>>>

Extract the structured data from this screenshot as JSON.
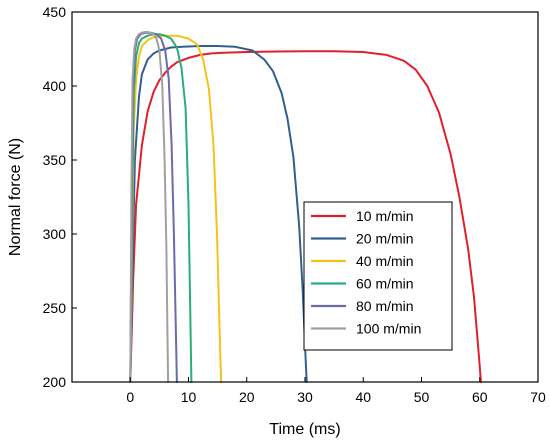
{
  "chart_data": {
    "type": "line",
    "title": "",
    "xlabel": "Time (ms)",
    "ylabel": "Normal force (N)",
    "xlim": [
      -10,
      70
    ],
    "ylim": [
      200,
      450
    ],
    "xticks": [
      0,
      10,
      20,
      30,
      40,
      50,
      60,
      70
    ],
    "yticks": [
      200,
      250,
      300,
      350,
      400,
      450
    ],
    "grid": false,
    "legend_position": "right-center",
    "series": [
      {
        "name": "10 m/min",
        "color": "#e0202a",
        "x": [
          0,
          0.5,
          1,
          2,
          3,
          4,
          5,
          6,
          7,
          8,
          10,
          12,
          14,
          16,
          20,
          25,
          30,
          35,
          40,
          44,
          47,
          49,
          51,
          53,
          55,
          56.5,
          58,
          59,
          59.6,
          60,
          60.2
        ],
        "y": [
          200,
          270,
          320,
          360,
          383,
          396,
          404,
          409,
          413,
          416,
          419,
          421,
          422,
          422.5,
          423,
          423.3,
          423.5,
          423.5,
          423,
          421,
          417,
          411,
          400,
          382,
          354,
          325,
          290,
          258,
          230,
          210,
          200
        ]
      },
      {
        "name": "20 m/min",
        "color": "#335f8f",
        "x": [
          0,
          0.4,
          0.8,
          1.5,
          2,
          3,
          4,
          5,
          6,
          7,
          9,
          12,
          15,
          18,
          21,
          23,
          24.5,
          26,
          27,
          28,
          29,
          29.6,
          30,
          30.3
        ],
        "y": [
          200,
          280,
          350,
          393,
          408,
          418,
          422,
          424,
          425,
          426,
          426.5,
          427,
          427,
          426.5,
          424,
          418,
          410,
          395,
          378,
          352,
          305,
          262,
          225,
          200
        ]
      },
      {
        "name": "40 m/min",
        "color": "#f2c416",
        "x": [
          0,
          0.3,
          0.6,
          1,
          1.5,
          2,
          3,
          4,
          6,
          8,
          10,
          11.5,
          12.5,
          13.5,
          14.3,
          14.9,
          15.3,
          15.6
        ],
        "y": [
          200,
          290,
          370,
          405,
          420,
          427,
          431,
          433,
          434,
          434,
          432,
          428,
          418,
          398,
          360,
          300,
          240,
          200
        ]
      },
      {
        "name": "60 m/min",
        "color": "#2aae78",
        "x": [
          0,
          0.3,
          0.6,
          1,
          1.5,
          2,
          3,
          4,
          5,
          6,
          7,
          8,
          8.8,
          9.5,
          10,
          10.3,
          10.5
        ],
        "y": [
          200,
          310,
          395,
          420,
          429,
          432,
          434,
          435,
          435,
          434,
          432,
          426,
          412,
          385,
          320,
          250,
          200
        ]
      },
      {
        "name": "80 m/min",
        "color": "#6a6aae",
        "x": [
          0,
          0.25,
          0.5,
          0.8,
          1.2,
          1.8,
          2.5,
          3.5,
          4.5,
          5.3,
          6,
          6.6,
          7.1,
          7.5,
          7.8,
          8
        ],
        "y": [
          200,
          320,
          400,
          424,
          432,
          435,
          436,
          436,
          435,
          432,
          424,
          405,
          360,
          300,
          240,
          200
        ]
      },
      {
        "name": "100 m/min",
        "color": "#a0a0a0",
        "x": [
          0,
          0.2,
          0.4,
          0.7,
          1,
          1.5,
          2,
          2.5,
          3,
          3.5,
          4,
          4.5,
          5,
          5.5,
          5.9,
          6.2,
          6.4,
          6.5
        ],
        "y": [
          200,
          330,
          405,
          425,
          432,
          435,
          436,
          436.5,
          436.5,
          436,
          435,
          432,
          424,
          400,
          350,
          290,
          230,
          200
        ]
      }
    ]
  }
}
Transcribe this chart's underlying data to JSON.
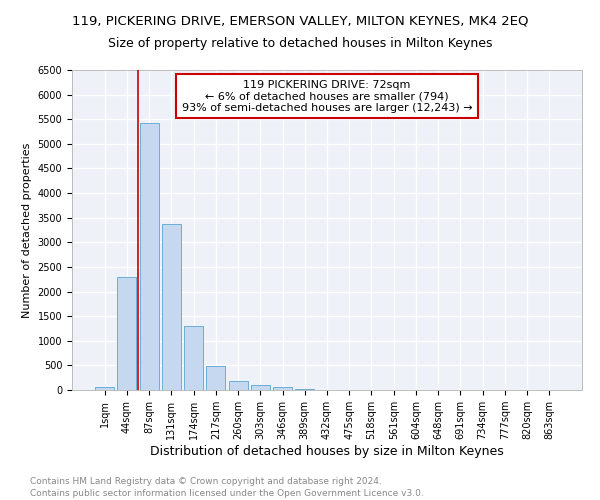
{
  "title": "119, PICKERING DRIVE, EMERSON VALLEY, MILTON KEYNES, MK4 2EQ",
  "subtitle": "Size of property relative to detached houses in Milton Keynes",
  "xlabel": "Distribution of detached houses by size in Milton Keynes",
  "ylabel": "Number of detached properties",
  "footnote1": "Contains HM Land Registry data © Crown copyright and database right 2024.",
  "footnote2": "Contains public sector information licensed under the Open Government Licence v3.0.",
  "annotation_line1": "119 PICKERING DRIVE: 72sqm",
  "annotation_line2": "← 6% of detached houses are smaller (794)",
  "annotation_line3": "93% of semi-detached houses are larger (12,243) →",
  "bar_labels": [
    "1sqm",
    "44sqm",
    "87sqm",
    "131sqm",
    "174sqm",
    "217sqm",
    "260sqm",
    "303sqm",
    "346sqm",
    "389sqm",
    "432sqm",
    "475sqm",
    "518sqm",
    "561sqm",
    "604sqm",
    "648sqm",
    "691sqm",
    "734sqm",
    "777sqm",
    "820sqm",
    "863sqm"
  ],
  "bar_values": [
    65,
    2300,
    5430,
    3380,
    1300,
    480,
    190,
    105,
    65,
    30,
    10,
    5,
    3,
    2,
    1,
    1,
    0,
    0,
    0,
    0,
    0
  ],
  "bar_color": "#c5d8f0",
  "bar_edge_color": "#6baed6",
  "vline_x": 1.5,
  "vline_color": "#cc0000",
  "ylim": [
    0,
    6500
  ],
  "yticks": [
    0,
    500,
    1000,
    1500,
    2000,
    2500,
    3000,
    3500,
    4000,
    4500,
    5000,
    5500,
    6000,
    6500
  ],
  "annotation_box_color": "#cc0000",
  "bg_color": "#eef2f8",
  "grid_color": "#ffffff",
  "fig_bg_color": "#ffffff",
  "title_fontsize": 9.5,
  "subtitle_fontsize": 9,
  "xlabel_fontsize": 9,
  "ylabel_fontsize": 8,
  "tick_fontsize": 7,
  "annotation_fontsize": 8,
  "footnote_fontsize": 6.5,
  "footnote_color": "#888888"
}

<<<

- WHAT YOU WILL DO:
Omitting all images, print the listing exactly.

- RESULT:
Extract the structured data from this screenshot as JSON.
{
  "chart_data": {
    "type": "line",
    "title": "",
    "xlabel": "Time (ms)",
    "ylabel": "Normal force (N)",
    "xlim": [
      -10,
      70
    ],
    "ylim": [
      200,
      450
    ],
    "xticks": [
      0,
      10,
      20,
      30,
      40,
      50,
      60,
      70
    ],
    "yticks": [
      200,
      250,
      300,
      350,
      400,
      450
    ],
    "grid": false,
    "legend_position": "right-center",
    "series": [
      {
        "name": "10 m/min",
        "color": "#e0202a",
        "x": [
          0,
          0.5,
          1,
          2,
          3,
          4,
          5,
          6,
          7,
          8,
          10,
          12,
          14,
          16,
          20,
          25,
          30,
          35,
          40,
          44,
          47,
          49,
          51,
          53,
          55,
          56.5,
          58,
          59,
          59.6,
          60,
          60.2
        ],
        "y": [
          200,
          270,
          320,
          360,
          383,
          396,
          404,
          409,
          413,
          416,
          419,
          421,
          422,
          422.5,
          423,
          423.3,
          423.5,
          423.5,
          423,
          421,
          417,
          411,
          400,
          382,
          354,
          325,
          290,
          258,
          230,
          210,
          200
        ]
      },
      {
        "name": "20 m/min",
        "color": "#335f8f",
        "x": [
          0,
          0.4,
          0.8,
          1.5,
          2,
          3,
          4,
          5,
          6,
          7,
          9,
          12,
          15,
          18,
          21,
          23,
          24.5,
          26,
          27,
          28,
          29,
          29.6,
          30,
          30.3
        ],
        "y": [
          200,
          280,
          350,
          393,
          408,
          418,
          422,
          424,
          425,
          426,
          426.5,
          427,
          427,
          426.5,
          424,
          418,
          410,
          395,
          378,
          352,
          305,
          262,
          225,
          200
        ]
      },
      {
        "name": "40 m/min",
        "color": "#f2c416",
        "x": [
          0,
          0.3,
          0.6,
          1,
          1.5,
          2,
          3,
          4,
          6,
          8,
          10,
          11.5,
          12.5,
          13.5,
          14.3,
          14.9,
          15.3,
          15.6
        ],
        "y": [
          200,
          290,
          370,
          405,
          420,
          427,
          431,
          433,
          434,
          434,
          432,
          428,
          418,
          398,
          360,
          300,
          240,
          200
        ]
      },
      {
        "name": "60 m/min",
        "color": "#2aae78",
        "x": [
          0,
          0.3,
          0.6,
          1,
          1.5,
          2,
          3,
          4,
          5,
          6,
          7,
          8,
          8.8,
          9.5,
          10,
          10.3,
          10.5
        ],
        "y": [
          200,
          310,
          395,
          420,
          429,
          432,
          434,
          435,
          435,
          434,
          432,
          426,
          412,
          385,
          320,
          250,
          200
        ]
      },
      {
        "name": "80 m/min",
        "color": "#6a6aae",
        "x": [
          0,
          0.25,
          0.5,
          0.8,
          1.2,
          1.8,
          2.5,
          3.5,
          4.5,
          5.3,
          6,
          6.6,
          7.1,
          7.5,
          7.8,
          8
        ],
        "y": [
          200,
          320,
          400,
          424,
          432,
          435,
          436,
          436,
          435,
          432,
          424,
          405,
          360,
          300,
          240,
          200
        ]
      },
      {
        "name": "100 m/min",
        "color": "#a0a0a0",
        "x": [
          0,
          0.2,
          0.4,
          0.7,
          1,
          1.5,
          2,
          2.5,
          3,
          3.5,
          4,
          4.5,
          5,
          5.5,
          5.9,
          6.2,
          6.4,
          6.5
        ],
        "y": [
          200,
          330,
          405,
          425,
          432,
          435,
          436,
          436.5,
          436.5,
          436,
          435,
          432,
          424,
          400,
          350,
          290,
          230,
          200
        ]
      }
    ]
  }
}
Transcribe this chart's underlying data to JSON.
{
  "title": "119, PICKERING DRIVE, EMERSON VALLEY, MILTON KEYNES, MK4 2EQ",
  "subtitle": "Size of property relative to detached houses in Milton Keynes",
  "xlabel": "Distribution of detached houses by size in Milton Keynes",
  "ylabel": "Number of detached properties",
  "footnote1": "Contains HM Land Registry data © Crown copyright and database right 2024.",
  "footnote2": "Contains public sector information licensed under the Open Government Licence v3.0.",
  "annotation_line1": "119 PICKERING DRIVE: 72sqm",
  "annotation_line2": "← 6% of detached houses are smaller (794)",
  "annotation_line3": "93% of semi-detached houses are larger (12,243) →",
  "bar_labels": [
    "1sqm",
    "44sqm",
    "87sqm",
    "131sqm",
    "174sqm",
    "217sqm",
    "260sqm",
    "303sqm",
    "346sqm",
    "389sqm",
    "432sqm",
    "475sqm",
    "518sqm",
    "561sqm",
    "604sqm",
    "648sqm",
    "691sqm",
    "734sqm",
    "777sqm",
    "820sqm",
    "863sqm"
  ],
  "bar_values": [
    65,
    2300,
    5430,
    3380,
    1300,
    480,
    190,
    105,
    65,
    30,
    10,
    5,
    3,
    2,
    1,
    1,
    0,
    0,
    0,
    0,
    0
  ],
  "bar_color": "#c5d8f0",
  "bar_edge_color": "#6baed6",
  "vline_x": 1.5,
  "vline_color": "#cc0000",
  "ylim": [
    0,
    6500
  ],
  "yticks": [
    0,
    500,
    1000,
    1500,
    2000,
    2500,
    3000,
    3500,
    4000,
    4500,
    5000,
    5500,
    6000,
    6500
  ],
  "annotation_box_color": "#cc0000",
  "bg_color": "#eef2f8",
  "grid_color": "#ffffff",
  "fig_bg_color": "#ffffff",
  "title_fontsize": 9.5,
  "subtitle_fontsize": 9,
  "xlabel_fontsize": 9,
  "ylabel_fontsize": 8,
  "tick_fontsize": 7,
  "annotation_fontsize": 8,
  "footnote_fontsize": 6.5,
  "footnote_color": "#888888"
}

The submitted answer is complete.